* **Stated task**:
Write out all of the entries exactly as given.

* **Provided information**:
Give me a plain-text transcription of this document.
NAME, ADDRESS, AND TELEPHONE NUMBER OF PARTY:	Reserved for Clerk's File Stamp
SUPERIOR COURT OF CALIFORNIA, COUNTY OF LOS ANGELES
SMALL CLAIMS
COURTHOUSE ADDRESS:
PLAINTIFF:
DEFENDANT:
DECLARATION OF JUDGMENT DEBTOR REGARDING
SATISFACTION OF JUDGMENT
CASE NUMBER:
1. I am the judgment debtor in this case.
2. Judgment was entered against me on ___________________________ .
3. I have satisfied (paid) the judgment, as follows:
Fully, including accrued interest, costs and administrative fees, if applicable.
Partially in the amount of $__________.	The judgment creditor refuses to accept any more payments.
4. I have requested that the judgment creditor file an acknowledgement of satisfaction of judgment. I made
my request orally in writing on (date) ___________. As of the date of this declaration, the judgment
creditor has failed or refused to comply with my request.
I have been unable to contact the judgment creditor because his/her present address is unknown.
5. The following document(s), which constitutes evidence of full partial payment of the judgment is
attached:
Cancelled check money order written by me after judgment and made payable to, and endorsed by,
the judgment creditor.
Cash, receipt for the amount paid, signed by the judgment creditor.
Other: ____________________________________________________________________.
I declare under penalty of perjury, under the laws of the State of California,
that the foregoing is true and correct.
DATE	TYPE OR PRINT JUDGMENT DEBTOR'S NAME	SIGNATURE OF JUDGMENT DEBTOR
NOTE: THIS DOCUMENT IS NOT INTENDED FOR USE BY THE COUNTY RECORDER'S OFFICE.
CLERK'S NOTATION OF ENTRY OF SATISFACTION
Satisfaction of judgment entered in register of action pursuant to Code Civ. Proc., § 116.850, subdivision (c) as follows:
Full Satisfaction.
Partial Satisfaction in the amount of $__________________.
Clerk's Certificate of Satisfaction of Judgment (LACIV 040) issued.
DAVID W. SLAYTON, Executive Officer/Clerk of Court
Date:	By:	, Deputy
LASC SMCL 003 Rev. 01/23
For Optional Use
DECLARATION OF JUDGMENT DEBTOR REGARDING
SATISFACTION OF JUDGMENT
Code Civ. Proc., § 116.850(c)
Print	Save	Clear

* **Result for this task**:
Give me a plain-text transcription of this document.
NAME, ADDRESS, AND TELEPHONE NUMBER OF PARTY:	Reserved for Clerk's File Stamp
SUPERIOR COURT OF CALIFORNIA, COUNTY OF LOS ANGELES
SMALL CLAIMS
COURTHOUSE ADDRESS:
PLAINTIFF:
DEFENDANT:
DECLARATION OF JUDGMENT DEBTOR REGARDING
SATISFACTION OF JUDGMENT
CASE NUMBER:
1. I am the judgment debtor in this case.
2. Judgment was entered against me on ___________________________ .
3. I have satisfied (paid) the judgment, as follows:
Fully, including accrued interest, costs and administrative fees, if applicable.
Partially in the amount of $__________.	The judgment creditor refuses to accept any more payments.
4. I have requested that the judgment creditor file an acknowledgement of satisfaction of judgment. I made
my request orally in writing on (date) ___________. As of the date of this declaration, the judgment
creditor has failed or refused to comply with my request.
I have been unable to contact the judgment creditor because his/her present address is unknown.
5. The following document(s), which constitutes evidence of full partial payment of the judgment is
attached:
Cancelled check money order written by me after judgment and made payable to, and endorsed by,
the judgment creditor.
Cash, receipt for the amount paid, signed by the judgment creditor.
Other: ____________________________________________________________________.
I declare under penalty of perjury, under the laws of the State of California,
that the foregoing is true and correct.
DATE	TYPE OR PRINT JUDGMENT DEBTOR'S NAME	SIGNATURE OF JUDGMENT DEBTOR
NOTE: THIS DOCUMENT IS NOT INTENDED FOR USE BY THE COUNTY RECORDER'S OFFICE.
CLERK'S NOTATION OF ENTRY OF SATISFACTION
Satisfaction of judgment entered in register of action pursuant to Code Civ. Proc., § 116.850, subdivision (c) as follows:
Full Satisfaction.
Partial Satisfaction in the amount of $__________________.
Clerk's Certificate of Satisfaction of Judgment (LACIV 040) issued.
DAVID W. SLAYTON, Executive Officer/Clerk of Court
Date:	By:	, Deputy
LASC SMCL 003 Rev. 01/23
For Optional Use
DECLARATION OF JUDGMENT DEBTOR REGARDING
SATISFACTION OF JUDGMENT
Code Civ. Proc., § 116.850(c)
Print	Save	Clear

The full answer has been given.